The decision



IN THE UPPER TRIBUNAL
IMMIGRATION AND ASYLUM CHAMBER
Case No: UI-2023-003705


First-tier Tribunal No: PA/56052/2022

THE IMMIGRATION ACTS

Decision & Reasons Issued:
On 15th of March 2024


Before

DEPUTY UPPER TRIBUNAL JUDGE CHAMBERLAIN

Between

SECRETARY OF STATE FOR THE HOME DEPARTMENT
Appellant
and

KF
(ANONYMITY ORDER MADE)
Respondent


Representation:

For the Appellant: Mrs. R. Arif, Senior Home Office Presenting Officer
For the Respondent: Ms. H. Masih, Counsel instructed by Braitch Solicitors

Heard at Birmingham Civil Justice Centre on 5 March 2024


Order Regarding Anonymity   
   
Pursuant to rule 14 of the Tribunal Procedure (Upper Tribunal) Rules 2008, the appellant is granted anonymity.    
   
No-one shall publish or reveal any information, including the name or address of the appellant, likely to lead members of the public to identify the appellant.  Failure to comply with this order could amount to a contempt of court.   
   

DECISION AND REASONS

1. In a decision promulgated on 8 December 2023 I set aside the decision of the First-tier Tribunal. The appeal came before me to be remade.

2. For the purposes of this appeal I refer to KF as the appellant, and to the Secretary of State as the respondent, reflecting their positions as they were before the First-tier Tribunal.

The hearing

3. I heard oral evidence from the appellant. He was assisted by Mr. Gould, the interpreter, who confirmed before proceeding that they both fully understood each other. The language used was French. Both representatives made oral submissions. I reserved my decision.

4. I have taken into account the documents in the bundle provided for the remaking hearing (225 pages), and an updated skeleton argument. Although Ms. Arif had not received the bundle, it does not contain any new material, and she confirmed that she was ready to proceed.

Issues before the Tribunal

5. As stated in my error of law decision at [28] there was no cross-appeal against the finding that the appellant’s claim did not fall within the Refugee Convention. This finding was therefore preserved. Therefore, although it was submitted in the skeleton argument that the appeal should be allowed on asylum grounds, it was confirmed at the start of the hearing that the appeal was brought on humanitarian protection, and human rights grounds, Articles 3 and 8, only. Ms. Masih submitted, in relation to Article 8, that the appellant met the requirements of paragraph 276ADE(1)(vi) of the immigration rules.

6. The appellant’s account of events in Guinea and of his journey to the United Kingdom is accepted by the respondent. The respondent does not accept that there is a risk on return to the appellant on account of these events or on account of his personal circumstances.

7. The appellant is required to show that there are substantial grounds for believing that, if returned to Guinea, he would face a real risk of suffering serious harm, in which case he is to be granted humanitarian protection. Alternatively, he is required to show that returning him to Guinea would cause the United Kingdom to be in breach of its obligations under the ECHR, as he would be subject to a real risk of torture or inhuman or degrading treatment or punishment of sufficient severity to engage Article 3, or that the decision would breach his right to a private life under Article 8.

Decision and reasons

8. The appellant arrived in the United Kingdom on 16 September 2019. At the time he was 15 years old. He claimed asylum on 9 October 2019, but no decision was made on his claim until 19 December 2022, some three years later, when he had just turned 19 years old. He was therefore not granted leave as an unaccompanied asylum seeking child.

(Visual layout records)
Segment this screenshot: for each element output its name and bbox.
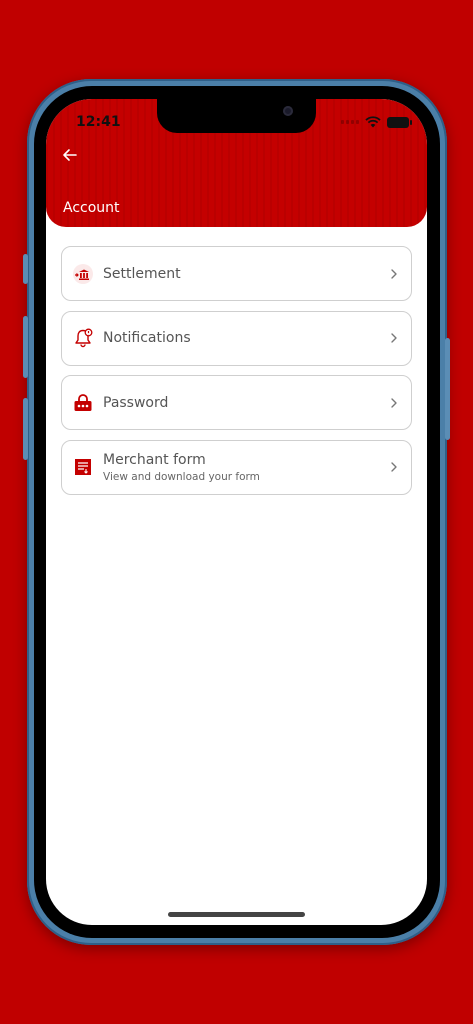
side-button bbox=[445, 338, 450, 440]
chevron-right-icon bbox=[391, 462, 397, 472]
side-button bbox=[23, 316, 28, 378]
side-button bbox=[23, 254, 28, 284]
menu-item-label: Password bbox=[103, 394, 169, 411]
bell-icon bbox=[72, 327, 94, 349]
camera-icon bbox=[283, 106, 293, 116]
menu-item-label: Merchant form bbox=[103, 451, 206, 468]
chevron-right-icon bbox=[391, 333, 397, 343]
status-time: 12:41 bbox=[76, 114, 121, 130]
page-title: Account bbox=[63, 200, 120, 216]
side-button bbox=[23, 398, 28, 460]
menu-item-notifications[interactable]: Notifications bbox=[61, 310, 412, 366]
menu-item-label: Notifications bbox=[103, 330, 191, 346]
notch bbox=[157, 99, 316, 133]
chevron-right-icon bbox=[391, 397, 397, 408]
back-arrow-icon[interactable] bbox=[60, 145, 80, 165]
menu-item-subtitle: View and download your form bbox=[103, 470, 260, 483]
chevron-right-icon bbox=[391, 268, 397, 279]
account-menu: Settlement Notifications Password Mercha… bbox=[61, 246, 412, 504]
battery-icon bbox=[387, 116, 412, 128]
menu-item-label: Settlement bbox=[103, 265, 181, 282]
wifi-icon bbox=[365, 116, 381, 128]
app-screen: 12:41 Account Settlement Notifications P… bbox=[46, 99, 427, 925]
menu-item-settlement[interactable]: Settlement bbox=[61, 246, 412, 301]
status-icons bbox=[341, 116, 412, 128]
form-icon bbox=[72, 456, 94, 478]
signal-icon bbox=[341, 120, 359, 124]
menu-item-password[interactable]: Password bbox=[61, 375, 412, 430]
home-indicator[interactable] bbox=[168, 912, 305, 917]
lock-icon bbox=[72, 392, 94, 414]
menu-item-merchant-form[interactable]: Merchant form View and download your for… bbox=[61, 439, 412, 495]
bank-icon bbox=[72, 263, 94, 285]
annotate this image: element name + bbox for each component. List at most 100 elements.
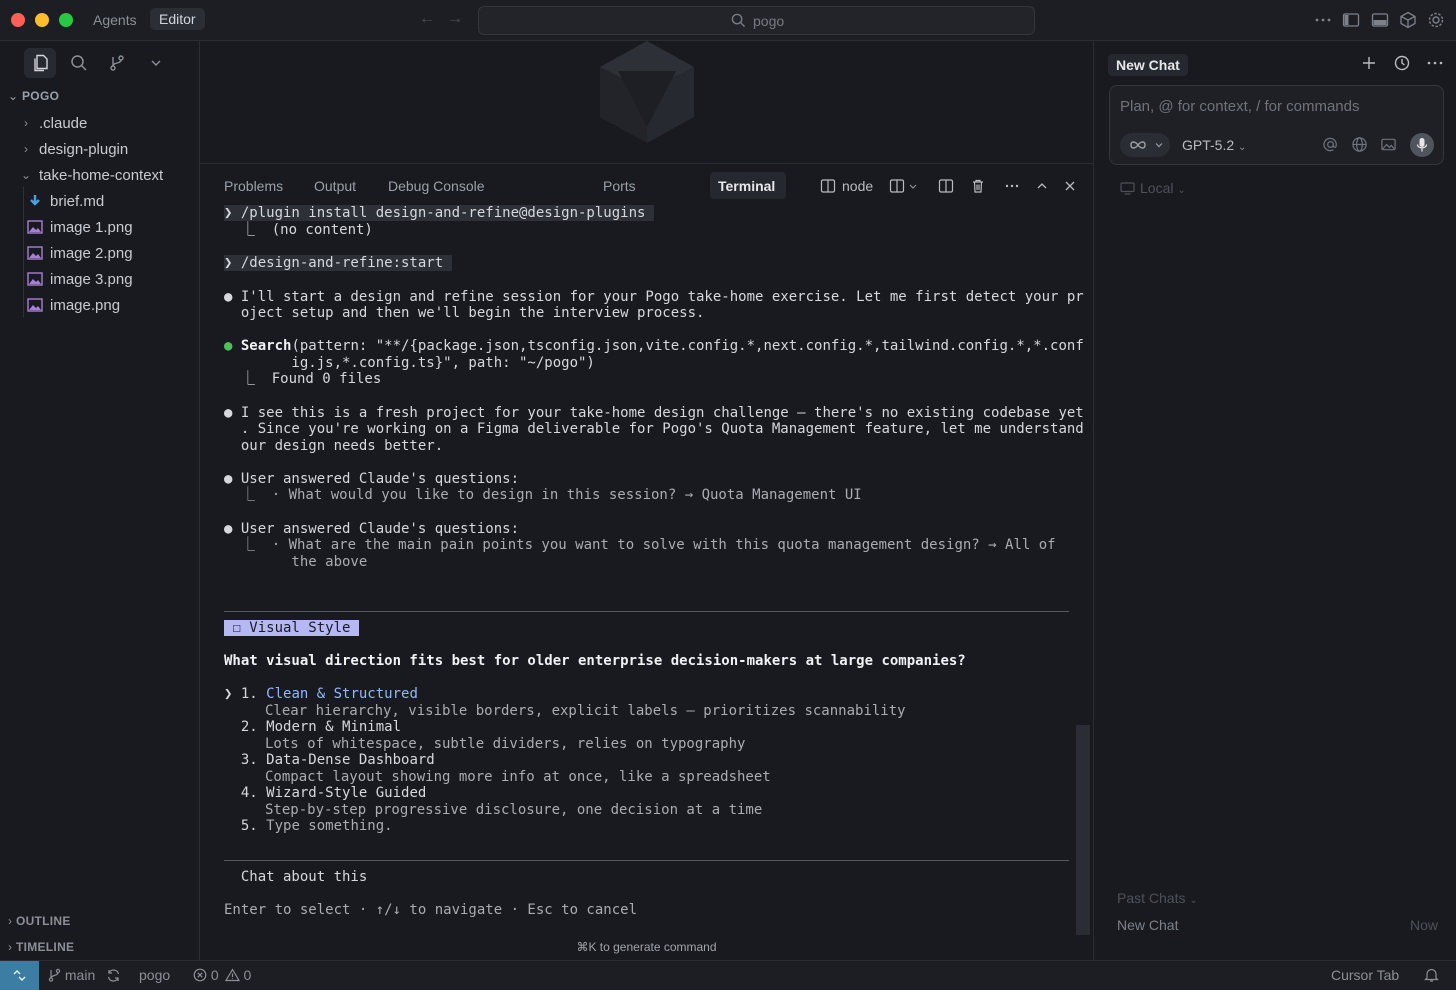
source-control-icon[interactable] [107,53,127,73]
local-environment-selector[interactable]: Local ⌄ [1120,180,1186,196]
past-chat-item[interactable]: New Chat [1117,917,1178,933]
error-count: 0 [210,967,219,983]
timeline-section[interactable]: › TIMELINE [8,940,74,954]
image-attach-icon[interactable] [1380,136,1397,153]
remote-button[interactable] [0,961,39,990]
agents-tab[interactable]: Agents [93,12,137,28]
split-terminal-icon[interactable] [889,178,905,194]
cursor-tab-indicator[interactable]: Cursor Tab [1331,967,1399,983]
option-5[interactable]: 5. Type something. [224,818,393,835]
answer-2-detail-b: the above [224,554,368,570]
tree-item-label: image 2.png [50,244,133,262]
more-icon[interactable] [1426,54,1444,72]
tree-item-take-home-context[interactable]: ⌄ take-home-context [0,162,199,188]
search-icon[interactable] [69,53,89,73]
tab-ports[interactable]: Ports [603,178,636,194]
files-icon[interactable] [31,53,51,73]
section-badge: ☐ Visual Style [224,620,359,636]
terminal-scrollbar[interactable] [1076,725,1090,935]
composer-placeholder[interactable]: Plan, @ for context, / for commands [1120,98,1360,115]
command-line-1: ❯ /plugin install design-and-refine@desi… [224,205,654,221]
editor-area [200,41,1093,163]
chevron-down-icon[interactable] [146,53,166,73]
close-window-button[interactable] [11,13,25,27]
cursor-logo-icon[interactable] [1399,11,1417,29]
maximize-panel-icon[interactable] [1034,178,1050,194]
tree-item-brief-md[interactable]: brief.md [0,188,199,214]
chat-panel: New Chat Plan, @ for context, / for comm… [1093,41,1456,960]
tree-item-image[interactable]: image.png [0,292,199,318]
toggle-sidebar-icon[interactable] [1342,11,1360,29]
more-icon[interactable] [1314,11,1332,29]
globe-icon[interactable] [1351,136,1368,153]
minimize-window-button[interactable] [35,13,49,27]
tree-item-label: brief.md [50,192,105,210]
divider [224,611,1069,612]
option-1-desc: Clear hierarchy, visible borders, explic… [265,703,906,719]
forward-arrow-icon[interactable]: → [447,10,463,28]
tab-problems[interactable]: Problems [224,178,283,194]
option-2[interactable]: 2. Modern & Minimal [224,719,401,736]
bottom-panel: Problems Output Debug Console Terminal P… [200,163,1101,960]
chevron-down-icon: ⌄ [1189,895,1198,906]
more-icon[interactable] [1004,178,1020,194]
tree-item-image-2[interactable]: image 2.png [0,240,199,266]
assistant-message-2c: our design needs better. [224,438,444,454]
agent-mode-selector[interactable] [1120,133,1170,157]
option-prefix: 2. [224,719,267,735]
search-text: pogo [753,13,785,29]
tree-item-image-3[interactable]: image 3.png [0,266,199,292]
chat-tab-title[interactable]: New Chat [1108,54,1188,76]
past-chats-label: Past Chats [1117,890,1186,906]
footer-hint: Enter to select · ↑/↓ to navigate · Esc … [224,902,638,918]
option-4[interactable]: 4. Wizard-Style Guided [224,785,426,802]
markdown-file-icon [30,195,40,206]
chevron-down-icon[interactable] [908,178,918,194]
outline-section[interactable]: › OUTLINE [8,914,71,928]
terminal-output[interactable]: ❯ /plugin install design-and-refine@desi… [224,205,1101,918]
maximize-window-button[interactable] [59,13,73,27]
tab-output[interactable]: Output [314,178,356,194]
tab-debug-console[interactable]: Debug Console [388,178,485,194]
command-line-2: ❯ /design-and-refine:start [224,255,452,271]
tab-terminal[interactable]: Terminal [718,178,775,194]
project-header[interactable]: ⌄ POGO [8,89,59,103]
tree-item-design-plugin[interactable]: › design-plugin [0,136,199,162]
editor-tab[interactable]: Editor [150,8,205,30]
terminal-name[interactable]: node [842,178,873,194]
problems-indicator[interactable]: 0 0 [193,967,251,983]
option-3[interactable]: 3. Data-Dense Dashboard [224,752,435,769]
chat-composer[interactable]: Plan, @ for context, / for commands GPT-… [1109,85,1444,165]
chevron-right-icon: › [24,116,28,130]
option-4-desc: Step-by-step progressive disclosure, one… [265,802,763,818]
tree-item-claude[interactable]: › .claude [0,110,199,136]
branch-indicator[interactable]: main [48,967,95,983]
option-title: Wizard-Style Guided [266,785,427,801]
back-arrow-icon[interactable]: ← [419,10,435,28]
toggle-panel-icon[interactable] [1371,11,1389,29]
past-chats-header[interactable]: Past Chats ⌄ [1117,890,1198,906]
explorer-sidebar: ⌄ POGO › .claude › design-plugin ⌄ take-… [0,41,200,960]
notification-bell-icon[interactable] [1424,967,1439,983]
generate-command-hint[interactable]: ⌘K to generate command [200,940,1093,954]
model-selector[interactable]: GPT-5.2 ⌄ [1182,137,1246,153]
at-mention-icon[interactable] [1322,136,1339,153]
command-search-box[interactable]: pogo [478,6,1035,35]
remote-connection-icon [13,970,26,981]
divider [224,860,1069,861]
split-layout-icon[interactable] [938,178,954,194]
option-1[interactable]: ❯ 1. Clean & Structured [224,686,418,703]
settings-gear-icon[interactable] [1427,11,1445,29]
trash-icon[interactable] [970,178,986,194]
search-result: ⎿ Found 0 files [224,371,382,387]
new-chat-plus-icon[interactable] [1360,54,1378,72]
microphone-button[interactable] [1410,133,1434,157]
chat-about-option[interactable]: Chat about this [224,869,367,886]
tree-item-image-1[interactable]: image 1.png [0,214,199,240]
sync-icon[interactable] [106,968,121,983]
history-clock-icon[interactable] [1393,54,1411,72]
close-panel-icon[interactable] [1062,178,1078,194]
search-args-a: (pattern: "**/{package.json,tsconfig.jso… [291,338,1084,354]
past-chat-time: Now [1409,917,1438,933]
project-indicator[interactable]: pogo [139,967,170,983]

### EXERCISE SET
1) From the records, copy the lines starting with the line containing "source-control-icon[interactable] [107,53,127,73]" and going on through the line containing "timeline-section[interactable]: › TIMELINE", unchanged.
2) Continue the Upper Tribunal decision on the Guinea protection appeal from where it stops.

### OUTPUTS FOR THE TASKS
1)
source-control-icon[interactable] [107,53,127,73]
local-environment-selector[interactable]: Local ⌄ [1120,180,1186,196]
past-chat-item[interactable]: New Chat [1117,917,1178,933]
error-count: 0 [210,967,219,983]
timeline-section[interactable]: › TIMELINE [8,940,74,954]

2)
Humanitarian protection and Article 3

9. I find that the appellant has no identity documentation from Guinea, be that a birth certificate, a passport, or a national ID card. In his decision, the respondent stated when considering internal relocation:

“62. The source goes on to say that ‘The government requires all citizens older than 18 to carry national identification cards, which they must present on request at security checkpoints’.

63. According to external information, Guineans are able to obtain their passports from embassies, and the law permits Guineans to obtain replacement birth certificates.

64. Based on the individual circumstances of your claim and the background information set out above, it is considered reasonable to expect you to relocate to another area of your home country, such as Camayenne or Nzerekore.”

The respondent cited the following documents:

“USSD, 2021 Country Report on Human Rights Practices: Guinea, section D”.

“Refworld | Guinea: Passports and identity cards, including format; requirements and process for obtaining a passport and an identity card, both in the country and abroad; shortage of passports and identity cards (2014-September 2017); Refworld | Guinea: Requirements and procedure to obtain a birth certificate extract, including from abroad; information indicated on the document; incorrect or fraudulent birth certificate extracts (2009-September 2016)”.

10. I have carefully considered the background evidence relating to documentation and ID cards in Guinea. Ms. Masih referred me to the Refworld report cited by the respondent - “Guinea: Passports and identity cards, including format; requirements and process for obtaining a passport and an identity card, both in the country and abroad; shortage of passports and identity cards (2014-September 2017)”, (the “2017 Refworld report”). In relation to passports, at 1.2 under the heading “Requirements and Process for Obtaining a Passport Abroad” it states that “applications for biometric passports have to be made in person, which makes it difficult for Guineans in other countries whose passports have expired to obtain one”. There are “enrolment missions” when passports can be obtained from abroad.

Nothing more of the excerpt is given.